#### [DATA ENTRIES]
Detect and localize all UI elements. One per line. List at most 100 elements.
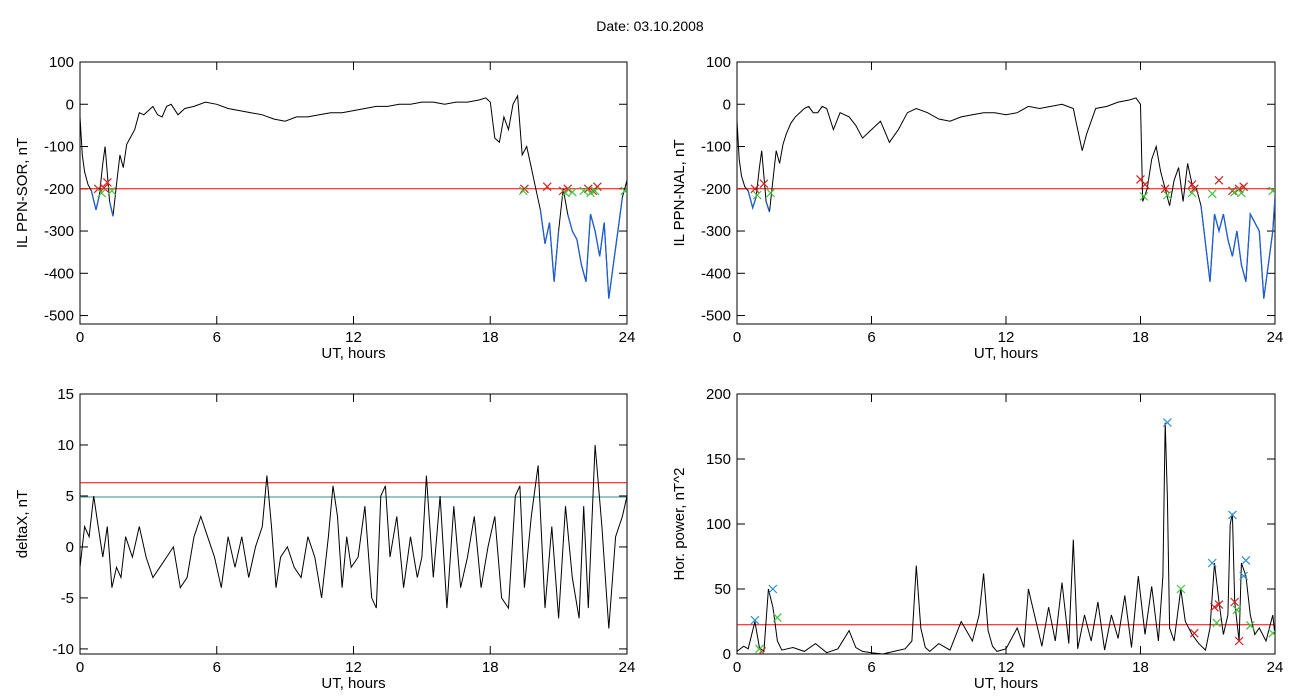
y-tick-label: -500 [44, 308, 74, 325]
x-axis-label: UT, hours [321, 345, 385, 362]
marker-green [579, 186, 589, 196]
marker-blue [1207, 558, 1217, 568]
x-tick-label: 18 [482, 659, 499, 676]
marker-red [1214, 600, 1224, 610]
x-tick-label: 0 [733, 659, 741, 676]
marker-blue [1239, 571, 1249, 581]
marker-green [567, 187, 577, 197]
below-threshold-segment [90, 190, 101, 211]
marker-blue [1241, 555, 1251, 565]
x-tick-label: 12 [345, 329, 362, 346]
y-tick-label: -400 [44, 265, 74, 282]
y-axis-label: Hor. power, nT^2 [671, 468, 688, 581]
plot-area [80, 94, 627, 299]
marker-green [1232, 605, 1242, 615]
marker-red [1234, 184, 1244, 194]
marker-green [1176, 584, 1186, 594]
marker-blue [768, 584, 778, 594]
marker-red [1210, 602, 1219, 612]
marker-red [750, 184, 760, 194]
x-axis-label: UT, hours [321, 675, 385, 692]
y-axis-label: IL PPN-SOR, nT [14, 138, 31, 248]
plot-frame [79, 393, 628, 655]
marker-red [1214, 175, 1224, 185]
x-tick-label: 6 [867, 329, 875, 346]
plot-frame [79, 61, 628, 325]
marker-red [1189, 184, 1199, 194]
marker-red [1140, 180, 1150, 189]
x-tick-label: 12 [998, 329, 1015, 346]
marker-green [1162, 190, 1172, 200]
series-line [737, 97, 1275, 299]
marker-green [107, 186, 117, 196]
panel-1: 0 6 12 18 24 -500 -400 -300 -200 -100 0 100 UT, hour… [14, 54, 635, 362]
y-tick-label: 100 [706, 516, 731, 533]
marker-blue [1162, 418, 1172, 428]
x-tick-label: 24 [1267, 329, 1284, 346]
marker-blue [1227, 510, 1237, 520]
series-line [80, 94, 627, 299]
marker-red [1189, 628, 1199, 638]
series-line [80, 444, 627, 629]
y-tick-label: 50 [714, 581, 731, 598]
marker-green [586, 188, 595, 198]
y-tick-label: 150 [706, 451, 731, 468]
y-tick-label: 100 [706, 54, 731, 71]
marker-red [1160, 184, 1170, 194]
marker-red [563, 184, 573, 194]
marker-green [1139, 191, 1149, 201]
marker-green [752, 190, 762, 200]
x-axis-label: UT, hours [974, 345, 1038, 362]
y-tick-label: -200 [701, 181, 731, 198]
x-tick-label: 24 [619, 329, 636, 346]
marker-green [1207, 189, 1217, 199]
x-tick-label: 18 [1132, 659, 1149, 676]
below-threshold-segment [539, 209, 560, 282]
panel-2: 0 6 12 18 24 -500 -400 -300 -200 -100 0 100 UT, hour… [671, 54, 1283, 362]
plot-area [737, 97, 1275, 299]
series-line [737, 422, 1275, 654]
y-tick-label: -100 [701, 139, 731, 156]
marker-green [772, 613, 782, 623]
marker-red [759, 179, 769, 189]
y-tick-label: 5 [66, 488, 74, 505]
below-threshold-segment [567, 197, 624, 299]
marker-green [1268, 628, 1275, 638]
marker-green [1268, 186, 1275, 196]
x-tick-label: 0 [76, 329, 84, 346]
marker-green [1212, 618, 1222, 628]
y-tick-label: 10 [57, 437, 74, 454]
x-tick-label: 6 [213, 329, 221, 346]
x-tick-label: 6 [213, 659, 221, 676]
marker-green [1187, 188, 1197, 198]
marker-green [1245, 620, 1255, 630]
marker-green [620, 186, 627, 196]
marker-red [1227, 186, 1237, 196]
y-tick-label: 0 [723, 646, 731, 663]
marker-red [99, 183, 109, 193]
marker-red [1239, 182, 1249, 192]
below-threshold-segment [765, 201, 771, 213]
y-tick-label: -200 [44, 181, 74, 198]
x-tick-label: 18 [1132, 329, 1149, 346]
y-tick-label: 0 [723, 96, 731, 113]
y-axis-label: IL PPN-NAL, nT [671, 140, 688, 247]
marker-green [518, 186, 528, 196]
marker-blue [750, 615, 760, 625]
y-tick-label: -5 [61, 590, 74, 607]
plot-area [737, 418, 1275, 654]
marker-red [1234, 636, 1244, 646]
y-tick-label: -500 [701, 308, 731, 325]
x-tick-label: 18 [482, 329, 499, 346]
plot-frame [736, 61, 1276, 325]
panel-3: 0 6 12 18 24 -10 -5 0 5 10 15 UT, hours deltaX, nT [14, 386, 635, 692]
figure-title: Date: 03.10.2008 [596, 18, 704, 34]
panel-4: 0 6 12 18 24 0 50 100 150 200 UT, hours Hor. power,… [671, 386, 1283, 692]
below-threshold-segment [1200, 197, 1275, 299]
plot-area [80, 444, 627, 629]
y-tick-label: -300 [44, 223, 74, 240]
marker-green [754, 644, 764, 654]
x-tick-label: 12 [998, 659, 1015, 676]
x-axis-label: UT, hours [974, 675, 1038, 692]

#### [WHAT TO WORK ON]
Copy out every item above line for line, changing nothing, but leave the pictures out.

#### [RESULT BELOW]
Detect and localize all UI elements. One per line. List at most 100 elements.
y-tick-label: -500 [44, 308, 74, 325]
x-axis-label: UT, hours [321, 345, 385, 362]
marker-green [579, 186, 589, 196]
marker-blue [1207, 558, 1217, 568]
x-tick-label: 18 [482, 659, 499, 676]
marker-red [1214, 600, 1224, 610]
x-tick-label: 0 [733, 659, 741, 676]
marker-blue [1239, 571, 1249, 581]
marker-green [567, 187, 577, 197]
below-threshold-segment [90, 190, 101, 211]
marker-blue [1241, 555, 1251, 565]
x-tick-label: 12 [345, 329, 362, 346]
y-tick-label: -400 [44, 265, 74, 282]
y-axis-label: Hor. power, nT^2 [671, 468, 688, 581]
plot-area [80, 94, 627, 299]
marker-green [1232, 605, 1242, 615]
marker-red [1234, 184, 1244, 194]
marker-green [1176, 584, 1186, 594]
marker-blue [768, 584, 778, 594]
marker-red [1210, 602, 1219, 612]
marker-red [750, 184, 760, 194]
x-axis-label: UT, hours [321, 675, 385, 692]
y-axis-label: IL PPN-SOR, nT [14, 138, 31, 248]
plot-frame [79, 393, 628, 655]
marker-red [1214, 175, 1224, 185]
x-tick-label: 6 [867, 329, 875, 346]
plot-frame [79, 61, 628, 325]
marker-red [1189, 184, 1199, 194]
marker-red [1140, 180, 1150, 189]
x-tick-label: 12 [998, 329, 1015, 346]
marker-green [1162, 190, 1172, 200]
series-line [737, 97, 1275, 299]
marker-green [107, 186, 117, 196]
panel-1: 0 6 12 18 24 -500 -400 -300 -200 -100 0 100 UT, hour… [14, 54, 635, 362]
y-tick-label: 100 [706, 516, 731, 533]
marker-blue [1162, 418, 1172, 428]
x-tick-label: 24 [1267, 329, 1284, 346]
marker-blue [1227, 510, 1237, 520]
series-line [80, 94, 627, 299]
marker-red [1189, 628, 1199, 638]
series-line [80, 444, 627, 629]
y-tick-label: 50 [714, 581, 731, 598]
marker-green [586, 188, 595, 198]
y-tick-label: 150 [706, 451, 731, 468]
y-tick-label: 100 [706, 54, 731, 71]
marker-red [1160, 184, 1170, 194]
marker-red [563, 184, 573, 194]
marker-green [1139, 191, 1149, 201]
marker-green [752, 190, 762, 200]
x-axis-label: UT, hours [974, 345, 1038, 362]
y-tick-label: -200 [701, 181, 731, 198]
x-tick-label: 24 [619, 329, 636, 346]
marker-green [1207, 189, 1217, 199]
x-tick-label: 18 [1132, 659, 1149, 676]
below-threshold-segment [539, 209, 560, 282]
panel-2: 0 6 12 18 24 -500 -400 -300 -200 -100 0 100 UT, hour… [671, 54, 1283, 362]
plot-area [737, 97, 1275, 299]
series-line [737, 422, 1275, 654]
y-tick-label: -100 [701, 139, 731, 156]
marker-green [772, 613, 782, 623]
marker-red [759, 179, 769, 189]
y-tick-label: 5 [66, 488, 74, 505]
below-threshold-segment [567, 197, 624, 299]
marker-green [1268, 628, 1275, 638]
marker-green [1268, 186, 1275, 196]
x-tick-label: 0 [76, 329, 84, 346]
marker-green [1212, 618, 1222, 628]
y-tick-label: 10 [57, 437, 74, 454]
x-tick-label: 6 [213, 329, 221, 346]
x-tick-label: 6 [213, 659, 221, 676]
marker-green [1187, 188, 1197, 198]
marker-green [1245, 620, 1255, 630]
marker-green [620, 186, 627, 196]
marker-red [1227, 186, 1237, 196]
y-tick-label: 0 [723, 646, 731, 663]
marker-red [99, 183, 109, 193]
marker-red [1239, 182, 1249, 192]
below-threshold-segment [765, 201, 771, 213]
y-tick-label: -200 [44, 181, 74, 198]
x-tick-label: 18 [1132, 329, 1149, 346]
y-tick-label: 0 [723, 96, 731, 113]
y-axis-label: IL PPN-NAL, nT [671, 140, 688, 247]
marker-green [518, 186, 528, 196]
marker-blue [750, 615, 760, 625]
y-tick-label: -5 [61, 590, 74, 607]
plot-area [737, 418, 1275, 654]
marker-red [1234, 636, 1244, 646]
y-tick-label: -500 [701, 308, 731, 325]
x-tick-label: 18 [482, 329, 499, 346]
plot-frame [736, 61, 1276, 325]
panel-3: 0 6 12 18 24 -10 -5 0 5 10 15 UT, hours deltaX, nT [14, 386, 635, 692]
figure-title: Date: 03.10.2008 [596, 18, 704, 34]
panel-4: 0 6 12 18 24 0 50 100 150 200 UT, hours Hor. power,… [671, 386, 1283, 692]
below-threshold-segment [1200, 197, 1275, 299]
plot-area [80, 444, 627, 629]
y-tick-label: -300 [44, 223, 74, 240]
marker-green [754, 644, 764, 654]
x-tick-label: 12 [998, 659, 1015, 676]
x-axis-label: UT, hours [974, 675, 1038, 692]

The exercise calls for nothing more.